Excerpts from a figure dataset
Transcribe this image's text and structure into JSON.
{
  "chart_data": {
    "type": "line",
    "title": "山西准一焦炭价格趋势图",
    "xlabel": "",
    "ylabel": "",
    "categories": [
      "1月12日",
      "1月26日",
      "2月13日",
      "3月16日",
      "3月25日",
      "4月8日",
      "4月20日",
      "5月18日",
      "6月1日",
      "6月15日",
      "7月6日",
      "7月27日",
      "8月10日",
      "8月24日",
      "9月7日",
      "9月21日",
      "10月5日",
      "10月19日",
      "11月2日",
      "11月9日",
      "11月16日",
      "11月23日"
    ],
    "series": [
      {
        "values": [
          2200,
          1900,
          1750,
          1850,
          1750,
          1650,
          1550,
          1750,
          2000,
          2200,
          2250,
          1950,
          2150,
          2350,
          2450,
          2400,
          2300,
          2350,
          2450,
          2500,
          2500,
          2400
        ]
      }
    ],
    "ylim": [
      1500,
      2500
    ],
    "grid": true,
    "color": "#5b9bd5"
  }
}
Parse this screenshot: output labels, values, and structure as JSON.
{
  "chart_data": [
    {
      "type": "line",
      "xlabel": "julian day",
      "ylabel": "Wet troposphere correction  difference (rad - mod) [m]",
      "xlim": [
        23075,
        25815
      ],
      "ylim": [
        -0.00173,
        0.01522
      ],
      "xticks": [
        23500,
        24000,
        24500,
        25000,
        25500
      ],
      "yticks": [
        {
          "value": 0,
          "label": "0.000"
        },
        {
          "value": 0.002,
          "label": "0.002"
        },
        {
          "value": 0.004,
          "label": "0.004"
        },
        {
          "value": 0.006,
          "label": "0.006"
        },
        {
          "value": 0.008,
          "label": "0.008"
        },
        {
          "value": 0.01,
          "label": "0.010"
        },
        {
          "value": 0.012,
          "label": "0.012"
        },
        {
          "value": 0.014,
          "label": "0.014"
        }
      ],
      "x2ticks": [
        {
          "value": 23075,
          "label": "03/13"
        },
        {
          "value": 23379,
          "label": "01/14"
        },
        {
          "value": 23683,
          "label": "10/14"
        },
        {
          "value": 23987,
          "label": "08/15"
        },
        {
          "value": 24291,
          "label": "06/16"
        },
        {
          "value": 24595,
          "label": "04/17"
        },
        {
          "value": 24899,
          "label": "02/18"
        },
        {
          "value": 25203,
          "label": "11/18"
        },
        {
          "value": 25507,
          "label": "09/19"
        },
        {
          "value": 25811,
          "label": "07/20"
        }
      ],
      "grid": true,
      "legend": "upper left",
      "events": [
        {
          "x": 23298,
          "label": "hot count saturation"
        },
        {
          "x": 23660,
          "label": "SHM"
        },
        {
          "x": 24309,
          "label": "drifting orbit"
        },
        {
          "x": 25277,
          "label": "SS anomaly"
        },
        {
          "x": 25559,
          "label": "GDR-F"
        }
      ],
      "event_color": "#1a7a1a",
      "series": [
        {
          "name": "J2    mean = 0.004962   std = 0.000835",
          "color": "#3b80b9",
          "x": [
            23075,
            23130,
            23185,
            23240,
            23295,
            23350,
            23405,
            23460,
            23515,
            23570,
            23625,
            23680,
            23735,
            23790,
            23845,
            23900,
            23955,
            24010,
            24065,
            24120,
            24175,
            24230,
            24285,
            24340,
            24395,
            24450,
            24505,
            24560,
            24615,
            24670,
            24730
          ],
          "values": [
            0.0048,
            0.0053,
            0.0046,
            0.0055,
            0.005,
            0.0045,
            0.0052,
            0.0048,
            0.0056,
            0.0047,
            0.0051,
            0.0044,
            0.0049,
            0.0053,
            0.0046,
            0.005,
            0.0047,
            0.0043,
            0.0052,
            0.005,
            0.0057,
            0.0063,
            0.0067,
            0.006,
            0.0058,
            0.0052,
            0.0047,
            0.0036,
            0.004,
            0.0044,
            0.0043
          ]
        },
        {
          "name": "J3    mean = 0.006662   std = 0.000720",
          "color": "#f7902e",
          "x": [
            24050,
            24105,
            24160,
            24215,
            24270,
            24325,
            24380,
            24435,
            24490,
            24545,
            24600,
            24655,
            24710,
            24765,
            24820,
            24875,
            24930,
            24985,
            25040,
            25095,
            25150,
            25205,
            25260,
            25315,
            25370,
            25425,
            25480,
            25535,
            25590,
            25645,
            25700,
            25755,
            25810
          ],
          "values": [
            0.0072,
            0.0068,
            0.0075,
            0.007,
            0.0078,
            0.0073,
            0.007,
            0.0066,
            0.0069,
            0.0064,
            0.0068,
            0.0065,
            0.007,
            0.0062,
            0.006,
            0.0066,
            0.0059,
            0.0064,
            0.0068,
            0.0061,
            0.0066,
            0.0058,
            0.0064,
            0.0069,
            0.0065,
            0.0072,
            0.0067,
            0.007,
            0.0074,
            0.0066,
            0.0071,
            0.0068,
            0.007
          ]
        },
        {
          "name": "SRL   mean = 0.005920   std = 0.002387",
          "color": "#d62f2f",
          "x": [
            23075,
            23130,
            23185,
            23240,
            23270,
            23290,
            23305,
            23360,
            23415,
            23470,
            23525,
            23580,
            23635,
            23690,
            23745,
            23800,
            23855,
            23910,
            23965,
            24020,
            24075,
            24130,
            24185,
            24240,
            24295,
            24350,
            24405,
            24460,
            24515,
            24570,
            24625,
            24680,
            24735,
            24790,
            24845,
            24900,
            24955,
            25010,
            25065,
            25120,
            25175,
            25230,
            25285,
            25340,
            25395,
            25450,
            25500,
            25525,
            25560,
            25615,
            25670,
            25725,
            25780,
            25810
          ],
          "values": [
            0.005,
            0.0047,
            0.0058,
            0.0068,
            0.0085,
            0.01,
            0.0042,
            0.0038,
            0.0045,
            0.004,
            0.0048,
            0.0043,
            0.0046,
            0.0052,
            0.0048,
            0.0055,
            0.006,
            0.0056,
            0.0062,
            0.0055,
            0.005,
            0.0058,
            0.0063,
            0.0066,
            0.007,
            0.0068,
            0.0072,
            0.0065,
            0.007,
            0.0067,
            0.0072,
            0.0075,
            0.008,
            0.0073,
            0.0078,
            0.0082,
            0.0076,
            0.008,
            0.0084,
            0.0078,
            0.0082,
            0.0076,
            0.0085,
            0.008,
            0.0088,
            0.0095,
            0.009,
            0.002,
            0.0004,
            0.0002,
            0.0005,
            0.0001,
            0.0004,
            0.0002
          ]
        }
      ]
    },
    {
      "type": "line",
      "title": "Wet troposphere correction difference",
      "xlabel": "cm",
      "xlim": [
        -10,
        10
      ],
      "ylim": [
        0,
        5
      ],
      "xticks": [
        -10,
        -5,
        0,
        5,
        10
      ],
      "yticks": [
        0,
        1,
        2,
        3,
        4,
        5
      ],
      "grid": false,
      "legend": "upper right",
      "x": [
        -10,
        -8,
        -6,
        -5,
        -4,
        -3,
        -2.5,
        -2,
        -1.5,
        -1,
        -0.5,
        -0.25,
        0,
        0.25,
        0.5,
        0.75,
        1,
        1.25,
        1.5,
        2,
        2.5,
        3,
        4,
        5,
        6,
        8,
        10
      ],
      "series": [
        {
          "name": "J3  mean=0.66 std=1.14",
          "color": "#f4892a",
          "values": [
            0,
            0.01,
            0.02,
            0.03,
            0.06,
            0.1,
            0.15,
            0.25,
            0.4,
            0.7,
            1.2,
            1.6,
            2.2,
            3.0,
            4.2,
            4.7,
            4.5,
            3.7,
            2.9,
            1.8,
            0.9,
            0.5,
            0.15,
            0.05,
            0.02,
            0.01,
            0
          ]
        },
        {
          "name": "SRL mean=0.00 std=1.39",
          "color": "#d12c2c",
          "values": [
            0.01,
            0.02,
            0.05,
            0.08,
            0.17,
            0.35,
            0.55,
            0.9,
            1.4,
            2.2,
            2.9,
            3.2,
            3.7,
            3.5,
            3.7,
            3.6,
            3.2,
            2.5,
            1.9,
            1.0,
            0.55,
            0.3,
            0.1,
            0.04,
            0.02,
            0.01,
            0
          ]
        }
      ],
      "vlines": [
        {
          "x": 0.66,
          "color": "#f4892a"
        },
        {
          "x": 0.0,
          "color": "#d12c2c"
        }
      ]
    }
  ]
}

▶ Written instruction: Your answer should be a single number: the count of lines in the listing that contain the word "troposphere".

▶ Solution: 2